> [Short task] Gather up every line that includes the string "该溶液需用".

* BEGIN *

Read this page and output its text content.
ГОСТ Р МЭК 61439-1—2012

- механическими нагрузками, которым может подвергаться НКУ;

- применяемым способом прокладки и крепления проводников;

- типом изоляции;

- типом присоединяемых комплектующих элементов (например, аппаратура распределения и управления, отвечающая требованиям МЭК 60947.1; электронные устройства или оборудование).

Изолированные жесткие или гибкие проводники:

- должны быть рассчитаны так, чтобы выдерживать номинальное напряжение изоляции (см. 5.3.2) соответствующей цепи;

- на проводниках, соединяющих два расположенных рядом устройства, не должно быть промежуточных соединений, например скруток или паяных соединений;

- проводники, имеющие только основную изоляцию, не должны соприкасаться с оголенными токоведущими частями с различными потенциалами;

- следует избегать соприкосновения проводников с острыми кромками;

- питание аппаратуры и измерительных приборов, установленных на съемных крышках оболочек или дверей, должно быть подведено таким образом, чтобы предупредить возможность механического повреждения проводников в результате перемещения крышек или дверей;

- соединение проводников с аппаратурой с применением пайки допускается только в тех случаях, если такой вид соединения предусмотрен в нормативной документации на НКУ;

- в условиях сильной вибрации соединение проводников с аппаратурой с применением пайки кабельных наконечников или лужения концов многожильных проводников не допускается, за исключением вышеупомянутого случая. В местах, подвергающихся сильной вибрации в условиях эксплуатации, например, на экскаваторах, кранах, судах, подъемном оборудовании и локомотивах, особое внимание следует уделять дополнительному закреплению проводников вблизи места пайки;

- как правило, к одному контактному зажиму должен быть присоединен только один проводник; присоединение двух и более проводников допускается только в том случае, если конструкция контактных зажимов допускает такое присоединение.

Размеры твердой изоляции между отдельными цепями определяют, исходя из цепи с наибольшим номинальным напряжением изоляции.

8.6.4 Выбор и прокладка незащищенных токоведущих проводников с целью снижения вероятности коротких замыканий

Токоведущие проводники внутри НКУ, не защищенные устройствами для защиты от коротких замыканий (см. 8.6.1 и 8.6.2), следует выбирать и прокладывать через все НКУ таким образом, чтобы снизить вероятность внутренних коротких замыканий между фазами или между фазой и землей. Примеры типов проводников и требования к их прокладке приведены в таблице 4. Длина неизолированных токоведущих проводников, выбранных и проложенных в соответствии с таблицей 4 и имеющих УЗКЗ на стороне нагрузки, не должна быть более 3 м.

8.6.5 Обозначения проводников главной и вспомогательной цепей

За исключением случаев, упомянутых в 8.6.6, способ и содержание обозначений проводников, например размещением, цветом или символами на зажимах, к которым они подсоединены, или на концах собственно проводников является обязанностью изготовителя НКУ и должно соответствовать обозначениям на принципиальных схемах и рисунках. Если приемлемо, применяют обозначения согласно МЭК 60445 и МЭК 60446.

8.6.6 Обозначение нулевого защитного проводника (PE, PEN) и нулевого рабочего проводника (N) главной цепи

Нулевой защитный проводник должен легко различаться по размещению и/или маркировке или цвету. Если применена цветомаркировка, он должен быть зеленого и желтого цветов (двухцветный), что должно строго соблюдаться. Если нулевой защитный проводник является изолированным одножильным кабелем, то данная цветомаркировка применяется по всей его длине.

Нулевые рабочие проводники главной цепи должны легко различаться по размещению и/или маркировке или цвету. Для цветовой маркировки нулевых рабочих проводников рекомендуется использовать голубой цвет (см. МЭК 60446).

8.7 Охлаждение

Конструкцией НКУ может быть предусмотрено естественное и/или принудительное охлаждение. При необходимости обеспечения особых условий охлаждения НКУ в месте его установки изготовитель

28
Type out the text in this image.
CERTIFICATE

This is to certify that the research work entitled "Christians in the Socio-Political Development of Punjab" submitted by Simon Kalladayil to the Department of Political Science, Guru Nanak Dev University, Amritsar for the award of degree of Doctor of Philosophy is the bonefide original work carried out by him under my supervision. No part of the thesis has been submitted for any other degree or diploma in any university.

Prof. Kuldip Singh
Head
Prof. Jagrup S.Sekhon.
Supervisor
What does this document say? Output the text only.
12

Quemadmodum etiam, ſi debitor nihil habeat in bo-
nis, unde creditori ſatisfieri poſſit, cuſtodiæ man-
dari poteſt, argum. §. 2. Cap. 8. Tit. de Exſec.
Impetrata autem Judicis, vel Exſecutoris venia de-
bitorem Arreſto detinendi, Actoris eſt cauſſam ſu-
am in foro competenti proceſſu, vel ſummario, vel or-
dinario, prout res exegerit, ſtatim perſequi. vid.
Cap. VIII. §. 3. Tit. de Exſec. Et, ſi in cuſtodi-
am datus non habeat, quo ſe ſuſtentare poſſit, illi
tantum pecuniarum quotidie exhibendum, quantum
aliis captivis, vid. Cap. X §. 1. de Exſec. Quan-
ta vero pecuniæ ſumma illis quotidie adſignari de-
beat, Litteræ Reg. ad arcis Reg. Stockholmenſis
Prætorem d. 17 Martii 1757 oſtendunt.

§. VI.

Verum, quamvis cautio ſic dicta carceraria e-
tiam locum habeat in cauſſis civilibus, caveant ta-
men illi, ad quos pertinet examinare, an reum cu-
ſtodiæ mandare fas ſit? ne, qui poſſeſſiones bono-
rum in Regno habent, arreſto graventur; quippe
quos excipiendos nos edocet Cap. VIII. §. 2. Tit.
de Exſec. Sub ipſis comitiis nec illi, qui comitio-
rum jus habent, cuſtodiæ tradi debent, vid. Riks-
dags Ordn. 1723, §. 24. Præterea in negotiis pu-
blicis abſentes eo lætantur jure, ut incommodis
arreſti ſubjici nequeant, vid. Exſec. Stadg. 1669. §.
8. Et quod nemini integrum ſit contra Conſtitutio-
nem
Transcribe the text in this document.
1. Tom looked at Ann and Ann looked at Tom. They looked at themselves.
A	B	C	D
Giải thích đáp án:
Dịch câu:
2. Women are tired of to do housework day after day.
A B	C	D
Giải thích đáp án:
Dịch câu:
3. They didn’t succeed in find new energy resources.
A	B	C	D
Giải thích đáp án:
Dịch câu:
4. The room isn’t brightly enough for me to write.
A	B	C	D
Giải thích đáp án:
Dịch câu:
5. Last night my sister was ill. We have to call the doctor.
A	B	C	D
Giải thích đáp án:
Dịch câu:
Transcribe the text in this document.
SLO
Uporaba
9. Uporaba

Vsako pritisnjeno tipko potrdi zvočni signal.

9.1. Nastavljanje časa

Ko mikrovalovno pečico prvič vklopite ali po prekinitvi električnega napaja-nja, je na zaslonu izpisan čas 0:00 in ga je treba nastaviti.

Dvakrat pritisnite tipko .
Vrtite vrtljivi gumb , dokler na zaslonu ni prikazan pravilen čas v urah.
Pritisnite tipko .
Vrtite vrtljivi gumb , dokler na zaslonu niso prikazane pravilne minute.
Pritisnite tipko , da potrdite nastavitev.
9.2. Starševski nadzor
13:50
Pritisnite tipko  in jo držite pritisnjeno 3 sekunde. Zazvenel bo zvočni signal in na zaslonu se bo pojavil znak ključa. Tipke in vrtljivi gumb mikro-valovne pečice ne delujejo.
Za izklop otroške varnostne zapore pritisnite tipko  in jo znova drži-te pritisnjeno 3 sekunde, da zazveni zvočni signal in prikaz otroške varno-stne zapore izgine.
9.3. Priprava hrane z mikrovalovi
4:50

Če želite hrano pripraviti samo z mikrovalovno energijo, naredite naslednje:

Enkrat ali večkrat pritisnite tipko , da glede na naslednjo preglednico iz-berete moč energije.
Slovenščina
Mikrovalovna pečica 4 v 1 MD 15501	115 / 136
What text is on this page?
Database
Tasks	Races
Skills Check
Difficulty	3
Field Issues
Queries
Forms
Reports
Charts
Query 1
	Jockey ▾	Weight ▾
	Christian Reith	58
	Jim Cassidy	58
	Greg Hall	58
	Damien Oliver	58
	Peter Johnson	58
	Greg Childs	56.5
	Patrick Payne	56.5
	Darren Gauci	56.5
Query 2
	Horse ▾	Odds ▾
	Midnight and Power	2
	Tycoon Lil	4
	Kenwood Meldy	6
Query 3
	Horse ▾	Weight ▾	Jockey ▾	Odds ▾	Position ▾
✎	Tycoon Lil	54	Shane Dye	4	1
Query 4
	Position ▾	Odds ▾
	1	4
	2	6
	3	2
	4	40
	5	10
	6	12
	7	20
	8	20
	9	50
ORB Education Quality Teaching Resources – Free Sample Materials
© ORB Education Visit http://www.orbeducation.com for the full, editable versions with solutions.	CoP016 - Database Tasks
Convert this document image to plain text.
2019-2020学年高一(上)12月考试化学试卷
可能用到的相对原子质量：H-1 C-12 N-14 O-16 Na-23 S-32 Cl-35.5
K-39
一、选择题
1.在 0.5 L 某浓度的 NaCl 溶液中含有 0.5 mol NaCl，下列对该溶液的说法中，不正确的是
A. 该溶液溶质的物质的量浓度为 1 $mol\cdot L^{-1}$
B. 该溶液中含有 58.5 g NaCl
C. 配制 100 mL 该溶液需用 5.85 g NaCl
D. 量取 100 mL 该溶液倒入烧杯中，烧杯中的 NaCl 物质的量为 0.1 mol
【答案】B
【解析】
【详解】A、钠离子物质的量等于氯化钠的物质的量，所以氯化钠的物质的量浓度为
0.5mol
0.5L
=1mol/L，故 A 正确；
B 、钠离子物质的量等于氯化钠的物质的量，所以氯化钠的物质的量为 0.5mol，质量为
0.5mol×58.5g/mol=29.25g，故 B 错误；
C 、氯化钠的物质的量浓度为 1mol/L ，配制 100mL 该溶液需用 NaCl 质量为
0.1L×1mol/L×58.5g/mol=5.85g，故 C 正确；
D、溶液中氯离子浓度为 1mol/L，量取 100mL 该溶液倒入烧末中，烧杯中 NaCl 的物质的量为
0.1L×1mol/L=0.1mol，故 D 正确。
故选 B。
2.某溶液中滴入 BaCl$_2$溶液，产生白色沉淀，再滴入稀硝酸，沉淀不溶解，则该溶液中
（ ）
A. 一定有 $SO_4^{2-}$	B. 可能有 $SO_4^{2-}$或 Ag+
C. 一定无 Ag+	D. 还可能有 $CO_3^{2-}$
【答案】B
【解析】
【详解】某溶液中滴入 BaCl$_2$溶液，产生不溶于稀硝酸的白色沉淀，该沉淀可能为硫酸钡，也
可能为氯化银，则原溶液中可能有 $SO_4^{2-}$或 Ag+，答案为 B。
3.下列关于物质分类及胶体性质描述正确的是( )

* END *

> [Full answer]
C. 配制 100 mL 该溶液需用 5.85 g NaCl
C 、氯化钠的物质的量浓度为 1mol/L ，配制 100mL 该溶液需用 NaCl 质量为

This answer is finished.